*Collected data:*
::::::::
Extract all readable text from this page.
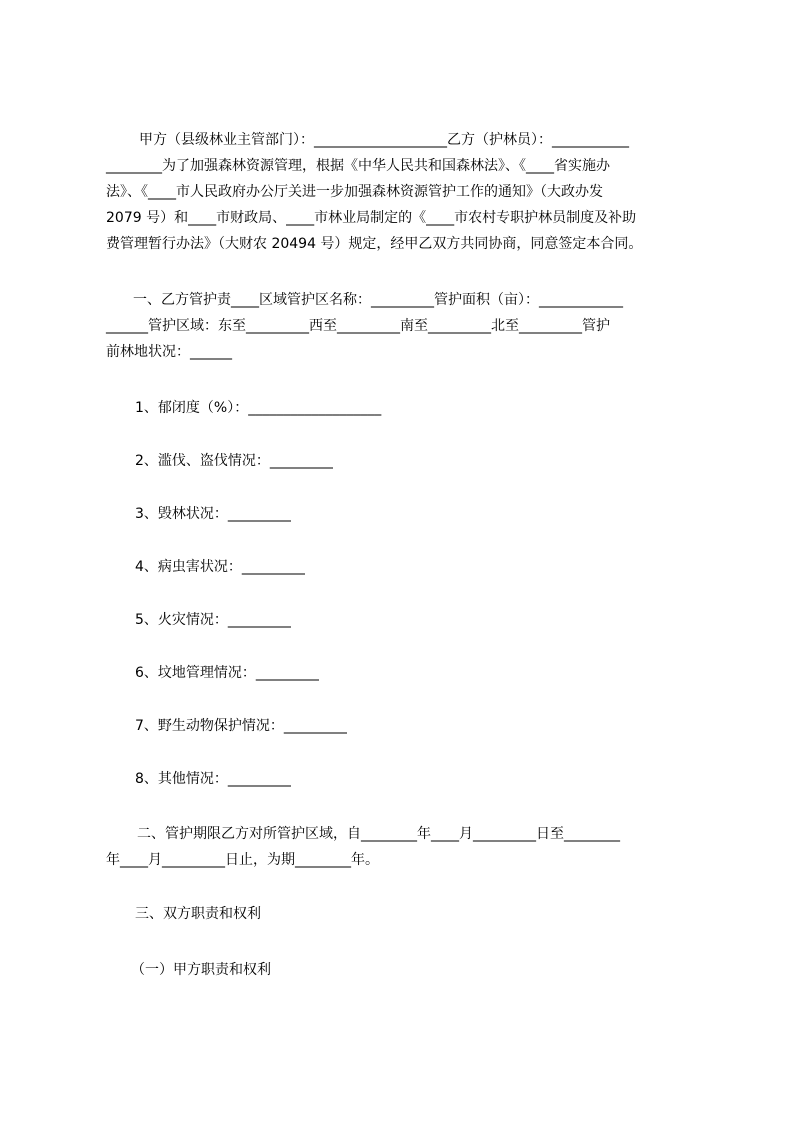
甲方（县级林业主管部门）：___________________乙方（护林员）：___________
________为了加强森林资源管理，根据《中华人民共和国森林法》、《____省实施办
法》、《____市人民政府办公厅关进一步加强森林资源管护工作的通知》（大政办发
2079 号）和____市财政局、____市林业局制定的《____市农村专职护林员制度及补助
费管理暂行办法》（大财农 20494 号）规定，经甲乙双方共同协商，同意签定本合同。
一、乙方管护责____区域管护区名称：_________管护面积（亩）：____________
______管护区域：东至_________西至_________南至_________北至_________管护
前林地状况：______
1、郁闭度（%）：___________________
2、滥伐、盗伐情况：_________
3、毁林状况：_________
4、病虫害状况：_________
5、火灾情况：_________
6、坟地管理情况：_________
7、野生动物保护情况：_________
8、其他情况：_________
二、管护期限乙方对所管护区域，自________年____月_________日至________
年____月_________日止，为期________年。
三、双方职责和权利
（一）甲方职责和权利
::::::::
*Set task:*
Leave every image out, and retype the material exactly.

*Exercise output:*
Extract all readable text from this page.
甲方（县级林业主管部门）：___________________乙方（护林员）：___________
________为了加强森林资源管理，根据《中华人民共和国森林法》、《____省实施办
法》、《____市人民政府办公厅关进一步加强森林资源管护工作的通知》（大政办发
2079 号）和____市财政局、____市林业局制定的《____市农村专职护林员制度及补助
费管理暂行办法》（大财农 20494 号）规定，经甲乙双方共同协商，同意签定本合同。
一、乙方管护责____区域管护区名称：_________管护面积（亩）：____________
______管护区域：东至_________西至_________南至_________北至_________管护
前林地状况：______
1、郁闭度（%）：___________________
2、滥伐、盗伐情况：_________
3、毁林状况：_________
4、病虫害状况：_________
5、火灾情况：_________
6、坟地管理情况：_________
7、野生动物保护情况：_________
8、其他情况：_________
二、管护期限乙方对所管护区域，自________年____月_________日至________
年____月_________日止，为期________年。
三、双方职责和权利
（一）甲方职责和权利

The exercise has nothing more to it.